Exercise requirements :: Skip the images. Copy the records exactly as written.

Record list ::

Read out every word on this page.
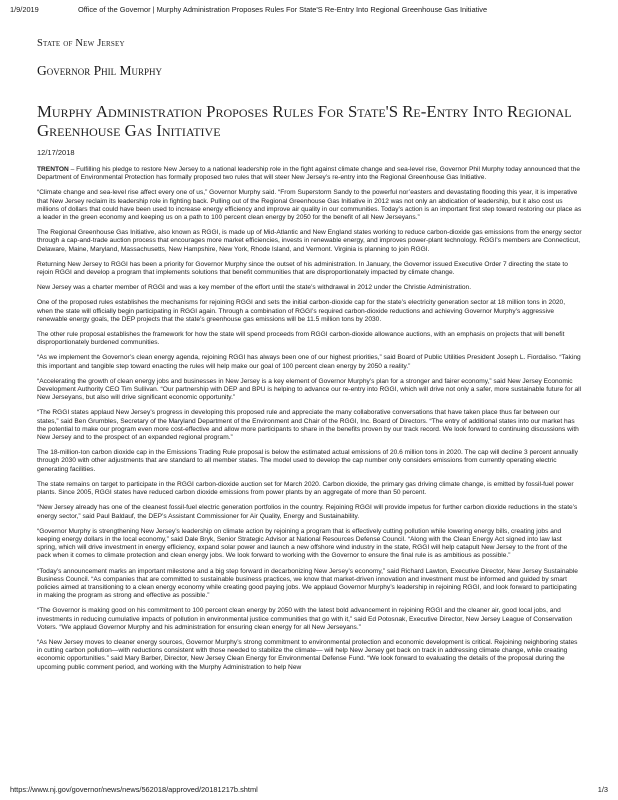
1/9/2019	Office of the Governor | Murphy Administration Proposes Rules For State'S Re-Entry Into Regional Greenhouse Gas Initiative
State of New Jersey
Governor Phil Murphy
Murphy Administration Proposes Rules For State'S Re-Entry Into Regional Greenhouse Gas Initiative
12/17/2018

TRENTON – Fulfilling his pledge to restore New Jersey to a national leadership role in the fight against climate change and sea-level rise, Governor Phil Murphy today announced that the Department of Environmental Protection has formally proposed two rules that will steer New Jersey’s re-entry into the Regional Greenhouse Gas Initiative.

“Climate change and sea-level rise affect every one of us,” Governor Murphy said. “From Superstorm Sandy to the powerful nor’easters and devastating flooding this year, it is imperative that New Jersey reclaim its leadership role in fighting back. Pulling out of the Regional Greenhouse Gas Initiative in 2012 was not only an abdication of leadership, but it also cost us millions of dollars that could have been used to increase energy efficiency and improve air quality in our communities. Today’s action is an important first step toward restoring our place as a leader in the green economy and keeping us on a path to 100 percent clean energy by 2050 for the benefit of all New Jerseyans.”

The Regional Greenhouse Gas Initiative, also known as RGGI, is made up of Mid-Atlantic and New England states working to reduce carbon-dioxide gas emissions from the energy sector through a cap-and-trade auction process that encourages more market efficiencies, invests in renewable energy, and improves power-plant technology. RGGI’s members are Connecticut, Delaware, Maine, Maryland, Massachusetts, New Hampshire, New York, Rhode Island, and Vermont. Virginia is planning to join RGGI.

Returning New Jersey to RGGI has been a priority for Governor Murphy since the outset of his administration. In January, the Governor issued Executive Order 7 directing the state to rejoin RGGI and develop a program that implements solutions that benefit communities that are disproportionately impacted by climate change.

New Jersey was a charter member of RGGI and was a key member of the effort until the state’s withdrawal in 2012 under the Christie Administration.

One of the proposed rules establishes the mechanisms for rejoining RGGI and sets the initial carbon-dioxide cap for the state’s electricity generation sector at 18 million tons in 2020, when the state will officially begin participating in RGGI again. Through a combination of RGGI’s required carbon-dioxide reductions and achieving Governor Murphy’s aggressive renewable energy goals, the DEP projects that the state’s greenhouse gas emissions will be 11.5 million tons by 2030.

The other rule proposal establishes the framework for how the state will spend proceeds from RGGI carbon-dioxide allowance auctions, with an emphasis on projects that will benefit disproportionately burdened communities.

“As we implement the Governor’s clean energy agenda, rejoining RGGI has always been one of our highest priorities,” said Board of Public Utilities President Joseph L. Fiordaliso. “Taking this important and tangible step toward enacting the rules will help make our goal of 100 percent clean energy by 2050 a reality.”

“Accelerating the growth of clean energy jobs and businesses in New Jersey is a key element of Governor Murphy’s plan for a stronger and fairer economy,” said New Jersey Economic Development Authority CEO Tim Sullivan. “Our partnership with DEP and BPU is helping to advance our re-entry into RGGI, which will drive not only a safer, more sustainable future for all New Jerseyans, but also will drive significant economic opportunity.”

“The RGGI states applaud New Jersey’s progress in developing this proposed rule and appreciate the many collaborative conversations that have taken place thus far between our states,” said Ben Grumbles, Secretary of the Maryland Department of the Environment and Chair of the RGGI, Inc. Board of Directors. “The entry of additional states into our market has the potential to make our program even more cost-effective and allow more participants to share in the benefits proven by our track record. We look forward to continuing discussions with New Jersey and to the prospect of an expanded regional program.”

The 18-million-ton carbon dioxide cap in the Emissions Trading Rule proposal is below the estimated actual emissions of 20.6 million tons in 2020. The cap will decline 3 percent annually through 2030 with other adjustments that are standard to all member states. The model used to develop the cap number only considers emissions from currently operating electric generating facilities.

The state remains on target to participate in the RGGI carbon-dioxide auction set for March 2020. Carbon dioxide, the primary gas driving climate change, is emitted by fossil-fuel power plants. Since 2005, RGGI states have reduced carbon dioxide emissions from power plants by an aggregate of more than 50 percent.

“New Jersey already has one of the cleanest fossil-fuel electric generation portfolios in the country. Rejoining RGGI will provide impetus for further carbon dioxide reductions in the state’s energy sector,” said Paul Baldauf, the DEP’s Assistant Commissioner for Air Quality, Energy and Sustainability.

“Governor Murphy is strengthening New Jersey’s leadership on climate action by rejoining a program that is effectively cutting pollution while lowering energy bills, creating jobs and keeping energy dollars in the local economy,” said Dale Bryk, Senior Strategic Advisor at National Resources Defense Council. “Along with the Clean Energy Act signed into law last spring, which will drive investment in energy efficiency, expand solar power and launch a new offshore wind industry in the state, RGGI will help catapult New Jersey to the front of the pack when it comes to climate protection and clean energy jobs. We look forward to working with the Governor to ensure the final rule is as ambitious as possible.”

“Today’s announcement marks an important milestone and a big step forward in decarbonizing New Jersey’s economy,” said Richard Lawton, Executive Director, New Jersey Sustainable Business Council. “As companies that are committed to sustainable business practices, we know that market-driven innovation and investment must be informed and guided by smart policies aimed at transitioning to a clean energy economy while creating good paying jobs. We applaud Governor Murphy’s leadership in rejoining RGGI, and look forward to participating in making the program as strong and effective as possible.”

“The Governor is making good on his commitment to 100 percent clean energy by 2050 with the latest bold advancement in rejoining RGGI and the cleaner air, good local jobs, and investments in reducing cumulative impacts of pollution in environmental justice communities that go with it,” said Ed Potosnak, Executive Director, New Jersey League of Conservation Voters. “We applaud Governor Murphy and his administration for ensuring clean energy for all New Jerseyans.”

“As New Jersey moves to cleaner energy sources, Governor Murphy’s strong commitment to environmental protection and economic development is critical. Rejoining neighboring states in cutting carbon pollution—with reductions consistent with those needed to stabilize the climate— will help New Jersey get back on track in addressing climate change, while creating economic opportunities.” said Mary Barber, Director, New Jersey Clean Energy for Environmental Defense Fund. “We look forward to evaluating the details of the proposal during the upcoming public comment period, and working with the Murphy Administration to help New

https://www.nj.gov/governor/news/news/562018/approved/20181217b.shtml	1/3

Correct response ::
Read out every word on this page.
1/9/2019	Office of the Governor | Murphy Administration Proposes Rules For State'S Re-Entry Into Regional Greenhouse Gas Initiative
State of New Jersey
Governor Phil Murphy
Murphy Administration Proposes Rules For State'S Re-Entry Into Regional Greenhouse Gas Initiative
12/17/2018

TRENTON – Fulfilling his pledge to restore New Jersey to a national leadership role in the fight against climate change and sea-level rise, Governor Phil Murphy today announced that the Department of Environmental Protection has formally proposed two rules that will steer New Jersey’s re-entry into the Regional Greenhouse Gas Initiative.

“Climate change and sea-level rise affect every one of us,” Governor Murphy said. “From Superstorm Sandy to the powerful nor’easters and devastating flooding this year, it is imperative that New Jersey reclaim its leadership role in fighting back. Pulling out of the Regional Greenhouse Gas Initiative in 2012 was not only an abdication of leadership, but it also cost us millions of dollars that could have been used to increase energy efficiency and improve air quality in our communities. Today’s action is an important first step toward restoring our place as a leader in the green economy and keeping us on a path to 100 percent clean energy by 2050 for the benefit of all New Jerseyans.”

The Regional Greenhouse Gas Initiative, also known as RGGI, is made up of Mid-Atlantic and New England states working to reduce carbon-dioxide gas emissions from the energy sector through a cap-and-trade auction process that encourages more market efficiencies, invests in renewable energy, and improves power-plant technology. RGGI’s members are Connecticut, Delaware, Maine, Maryland, Massachusetts, New Hampshire, New York, Rhode Island, and Vermont. Virginia is planning to join RGGI.

Returning New Jersey to RGGI has been a priority for Governor Murphy since the outset of his administration. In January, the Governor issued Executive Order 7 directing the state to rejoin RGGI and develop a program that implements solutions that benefit communities that are disproportionately impacted by climate change.

New Jersey was a charter member of RGGI and was a key member of the effort until the state’s withdrawal in 2012 under the Christie Administration.

One of the proposed rules establishes the mechanisms for rejoining RGGI and sets the initial carbon-dioxide cap for the state’s electricity generation sector at 18 million tons in 2020, when the state will officially begin participating in RGGI again. Through a combination of RGGI’s required carbon-dioxide reductions and achieving Governor Murphy’s aggressive renewable energy goals, the DEP projects that the state’s greenhouse gas emissions will be 11.5 million tons by 2030.

The other rule proposal establishes the framework for how the state will spend proceeds from RGGI carbon-dioxide allowance auctions, with an emphasis on projects that will benefit disproportionately burdened communities.

“As we implement the Governor’s clean energy agenda, rejoining RGGI has always been one of our highest priorities,” said Board of Public Utilities President Joseph L. Fiordaliso. “Taking this important and tangible step toward enacting the rules will help make our goal of 100 percent clean energy by 2050 a reality.”

“Accelerating the growth of clean energy jobs and businesses in New Jersey is a key element of Governor Murphy’s plan for a stronger and fairer economy,” said New Jersey Economic Development Authority CEO Tim Sullivan. “Our partnership with DEP and BPU is helping to advance our re-entry into RGGI, which will drive not only a safer, more sustainable future for all New Jerseyans, but also will drive significant economic opportunity.”

“The RGGI states applaud New Jersey’s progress in developing this proposed rule and appreciate the many collaborative conversations that have taken place thus far between our states,” said Ben Grumbles, Secretary of the Maryland Department of the Environment and Chair of the RGGI, Inc. Board of Directors. “The entry of additional states into our market has the potential to make our program even more cost-effective and allow more participants to share in the benefits proven by our track record. We look forward to continuing discussions with New Jersey and to the prospect of an expanded regional program.”

The 18-million-ton carbon dioxide cap in the Emissions Trading Rule proposal is below the estimated actual emissions of 20.6 million tons in 2020. The cap will decline 3 percent annually through 2030 with other adjustments that are standard to all member states. The model used to develop the cap number only considers emissions from currently operating electric generating facilities.

The state remains on target to participate in the RGGI carbon-dioxide auction set for March 2020. Carbon dioxide, the primary gas driving climate change, is emitted by fossil-fuel power plants. Since 2005, RGGI states have reduced carbon dioxide emissions from power plants by an aggregate of more than 50 percent.

“New Jersey already has one of the cleanest fossil-fuel electric generation portfolios in the country. Rejoining RGGI will provide impetus for further carbon dioxide reductions in the state’s energy sector,” said Paul Baldauf, the DEP’s Assistant Commissioner for Air Quality, Energy and Sustainability.

“Governor Murphy is strengthening New Jersey’s leadership on climate action by rejoining a program that is effectively cutting pollution while lowering energy bills, creating jobs and keeping energy dollars in the local economy,” said Dale Bryk, Senior Strategic Advisor at National Resources Defense Council. “Along with the Clean Energy Act signed into law last spring, which will drive investment in energy efficiency, expand solar power and launch a new offshore wind industry in the state, RGGI will help catapult New Jersey to the front of the pack when it comes to climate protection and clean energy jobs. We look forward to working with the Governor to ensure the final rule is as ambitious as possible.”

“Today’s announcement marks an important milestone and a big step forward in decarbonizing New Jersey’s economy,” said Richard Lawton, Executive Director, New Jersey Sustainable Business Council. “As companies that are committed to sustainable business practices, we know that market-driven innovation and investment must be informed and guided by smart policies aimed at transitioning to a clean energy economy while creating good paying jobs. We applaud Governor Murphy’s leadership in rejoining RGGI, and look forward to participating in making the program as strong and effective as possible.”

“The Governor is making good on his commitment to 100 percent clean energy by 2050 with the latest bold advancement in rejoining RGGI and the cleaner air, good local jobs, and investments in reducing cumulative impacts of pollution in environmental justice communities that go with it,” said Ed Potosnak, Executive Director, New Jersey League of Conservation Voters. “We applaud Governor Murphy and his administration for ensuring clean energy for all New Jerseyans.”

“As New Jersey moves to cleaner energy sources, Governor Murphy’s strong commitment to environmental protection and economic development is critical. Rejoining neighboring states in cutting carbon pollution—with reductions consistent with those needed to stabilize the climate— will help New Jersey get back on track in addressing climate change, while creating economic opportunities.” said Mary Barber, Director, New Jersey Clean Energy for Environmental Defense Fund. “We look forward to evaluating the details of the proposal during the upcoming public comment period, and working with the Murphy Administration to help New

https://www.nj.gov/governor/news/news/562018/approved/20181217b.shtml	1/3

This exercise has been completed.